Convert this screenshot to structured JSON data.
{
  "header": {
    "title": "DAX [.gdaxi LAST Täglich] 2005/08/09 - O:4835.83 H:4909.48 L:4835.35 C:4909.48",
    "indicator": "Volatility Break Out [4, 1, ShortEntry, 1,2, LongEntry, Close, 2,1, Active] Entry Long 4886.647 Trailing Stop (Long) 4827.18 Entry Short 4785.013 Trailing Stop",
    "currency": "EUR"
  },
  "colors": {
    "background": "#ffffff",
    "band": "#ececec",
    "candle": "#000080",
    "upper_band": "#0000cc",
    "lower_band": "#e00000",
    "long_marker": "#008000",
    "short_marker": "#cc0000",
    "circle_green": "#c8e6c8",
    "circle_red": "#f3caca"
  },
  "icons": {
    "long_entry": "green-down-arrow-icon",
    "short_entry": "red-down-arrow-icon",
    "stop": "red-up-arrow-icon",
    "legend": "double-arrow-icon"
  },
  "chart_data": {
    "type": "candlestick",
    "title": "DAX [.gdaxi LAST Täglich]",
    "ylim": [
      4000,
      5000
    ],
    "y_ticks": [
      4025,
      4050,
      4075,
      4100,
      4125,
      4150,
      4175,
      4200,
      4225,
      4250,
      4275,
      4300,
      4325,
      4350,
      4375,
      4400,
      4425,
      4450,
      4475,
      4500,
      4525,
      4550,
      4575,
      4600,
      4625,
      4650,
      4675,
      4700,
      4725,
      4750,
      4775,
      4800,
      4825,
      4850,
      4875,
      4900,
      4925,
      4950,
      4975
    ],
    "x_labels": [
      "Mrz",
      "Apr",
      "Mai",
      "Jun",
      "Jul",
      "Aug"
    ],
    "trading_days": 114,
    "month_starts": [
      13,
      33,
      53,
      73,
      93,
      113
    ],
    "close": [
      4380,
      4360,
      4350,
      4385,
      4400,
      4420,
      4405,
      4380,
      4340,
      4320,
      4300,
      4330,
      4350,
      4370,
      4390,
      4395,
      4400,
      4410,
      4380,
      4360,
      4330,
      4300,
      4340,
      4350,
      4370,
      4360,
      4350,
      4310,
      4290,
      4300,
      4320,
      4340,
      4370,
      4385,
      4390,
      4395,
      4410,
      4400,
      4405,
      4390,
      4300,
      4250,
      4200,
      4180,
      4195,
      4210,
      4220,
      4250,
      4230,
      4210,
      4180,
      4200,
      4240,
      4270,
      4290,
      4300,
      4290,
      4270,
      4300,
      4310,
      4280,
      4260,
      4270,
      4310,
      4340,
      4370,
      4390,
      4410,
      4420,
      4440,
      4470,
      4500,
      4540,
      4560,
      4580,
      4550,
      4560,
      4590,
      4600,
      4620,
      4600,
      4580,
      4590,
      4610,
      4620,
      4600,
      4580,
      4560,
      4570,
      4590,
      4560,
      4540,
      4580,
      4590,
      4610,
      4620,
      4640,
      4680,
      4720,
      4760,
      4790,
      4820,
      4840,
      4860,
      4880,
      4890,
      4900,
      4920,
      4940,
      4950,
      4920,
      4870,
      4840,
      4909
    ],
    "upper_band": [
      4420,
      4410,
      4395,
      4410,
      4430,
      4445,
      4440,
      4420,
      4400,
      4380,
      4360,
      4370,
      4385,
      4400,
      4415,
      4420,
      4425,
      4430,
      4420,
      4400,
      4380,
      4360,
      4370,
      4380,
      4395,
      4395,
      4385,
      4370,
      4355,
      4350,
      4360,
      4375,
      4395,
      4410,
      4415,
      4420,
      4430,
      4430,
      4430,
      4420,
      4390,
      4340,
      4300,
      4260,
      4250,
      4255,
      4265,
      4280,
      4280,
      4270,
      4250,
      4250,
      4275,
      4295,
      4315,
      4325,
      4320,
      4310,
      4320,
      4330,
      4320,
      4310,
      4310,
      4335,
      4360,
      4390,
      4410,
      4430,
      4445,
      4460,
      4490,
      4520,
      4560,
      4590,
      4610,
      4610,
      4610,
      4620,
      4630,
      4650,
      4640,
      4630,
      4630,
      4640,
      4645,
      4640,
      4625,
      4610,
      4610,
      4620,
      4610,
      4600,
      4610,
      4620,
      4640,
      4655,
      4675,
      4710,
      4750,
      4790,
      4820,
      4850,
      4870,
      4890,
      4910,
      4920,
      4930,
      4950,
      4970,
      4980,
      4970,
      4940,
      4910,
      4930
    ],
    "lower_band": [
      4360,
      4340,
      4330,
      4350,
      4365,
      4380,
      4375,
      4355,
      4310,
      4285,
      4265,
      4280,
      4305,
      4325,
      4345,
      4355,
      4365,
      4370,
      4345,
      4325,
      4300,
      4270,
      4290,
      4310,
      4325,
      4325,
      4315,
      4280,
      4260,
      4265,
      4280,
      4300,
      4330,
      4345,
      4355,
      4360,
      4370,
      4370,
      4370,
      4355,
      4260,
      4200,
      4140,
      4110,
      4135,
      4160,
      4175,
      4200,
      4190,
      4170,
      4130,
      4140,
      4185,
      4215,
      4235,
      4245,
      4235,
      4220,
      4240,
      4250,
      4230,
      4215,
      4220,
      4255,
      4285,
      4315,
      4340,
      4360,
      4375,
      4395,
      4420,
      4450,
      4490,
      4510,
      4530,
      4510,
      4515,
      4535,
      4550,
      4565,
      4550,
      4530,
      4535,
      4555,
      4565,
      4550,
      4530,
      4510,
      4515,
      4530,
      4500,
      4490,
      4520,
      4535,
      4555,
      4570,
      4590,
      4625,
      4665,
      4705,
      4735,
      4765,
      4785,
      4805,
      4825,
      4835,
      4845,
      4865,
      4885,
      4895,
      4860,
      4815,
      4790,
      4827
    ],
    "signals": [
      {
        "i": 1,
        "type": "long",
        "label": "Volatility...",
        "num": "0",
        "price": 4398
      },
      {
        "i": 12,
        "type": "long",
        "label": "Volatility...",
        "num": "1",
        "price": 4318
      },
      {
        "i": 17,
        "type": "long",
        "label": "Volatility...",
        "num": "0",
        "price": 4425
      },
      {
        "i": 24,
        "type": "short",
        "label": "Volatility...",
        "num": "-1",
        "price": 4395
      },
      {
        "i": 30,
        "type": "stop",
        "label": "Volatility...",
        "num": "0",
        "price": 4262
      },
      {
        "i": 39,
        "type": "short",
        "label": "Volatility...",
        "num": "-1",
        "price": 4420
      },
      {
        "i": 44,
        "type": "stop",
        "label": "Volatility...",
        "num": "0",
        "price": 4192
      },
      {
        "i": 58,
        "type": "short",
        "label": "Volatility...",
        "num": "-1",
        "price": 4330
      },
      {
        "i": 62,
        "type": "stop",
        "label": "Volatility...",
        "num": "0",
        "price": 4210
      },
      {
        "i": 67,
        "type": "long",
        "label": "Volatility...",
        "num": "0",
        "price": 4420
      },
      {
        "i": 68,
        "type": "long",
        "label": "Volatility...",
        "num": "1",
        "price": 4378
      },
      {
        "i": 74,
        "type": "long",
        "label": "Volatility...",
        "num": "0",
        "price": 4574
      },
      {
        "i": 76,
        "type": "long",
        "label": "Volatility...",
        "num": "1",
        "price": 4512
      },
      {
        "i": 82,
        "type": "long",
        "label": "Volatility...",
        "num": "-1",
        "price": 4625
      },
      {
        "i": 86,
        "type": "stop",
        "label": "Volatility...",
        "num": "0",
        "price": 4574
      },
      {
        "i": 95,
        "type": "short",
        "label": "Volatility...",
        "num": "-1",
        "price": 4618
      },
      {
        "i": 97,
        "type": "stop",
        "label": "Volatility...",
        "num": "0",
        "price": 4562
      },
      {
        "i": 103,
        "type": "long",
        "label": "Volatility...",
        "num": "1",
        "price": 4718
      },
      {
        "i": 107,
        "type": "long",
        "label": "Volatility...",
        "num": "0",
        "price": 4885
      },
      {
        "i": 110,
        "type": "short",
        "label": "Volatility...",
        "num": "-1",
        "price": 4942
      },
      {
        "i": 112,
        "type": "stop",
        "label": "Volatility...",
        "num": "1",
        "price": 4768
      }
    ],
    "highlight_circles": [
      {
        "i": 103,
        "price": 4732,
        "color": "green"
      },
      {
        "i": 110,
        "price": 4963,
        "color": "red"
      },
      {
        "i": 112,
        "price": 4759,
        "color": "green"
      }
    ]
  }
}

::::

INSTRUCTION:
Work out the number of lines above that include the string "down" and write only that number.

WORKED ANSWER:
2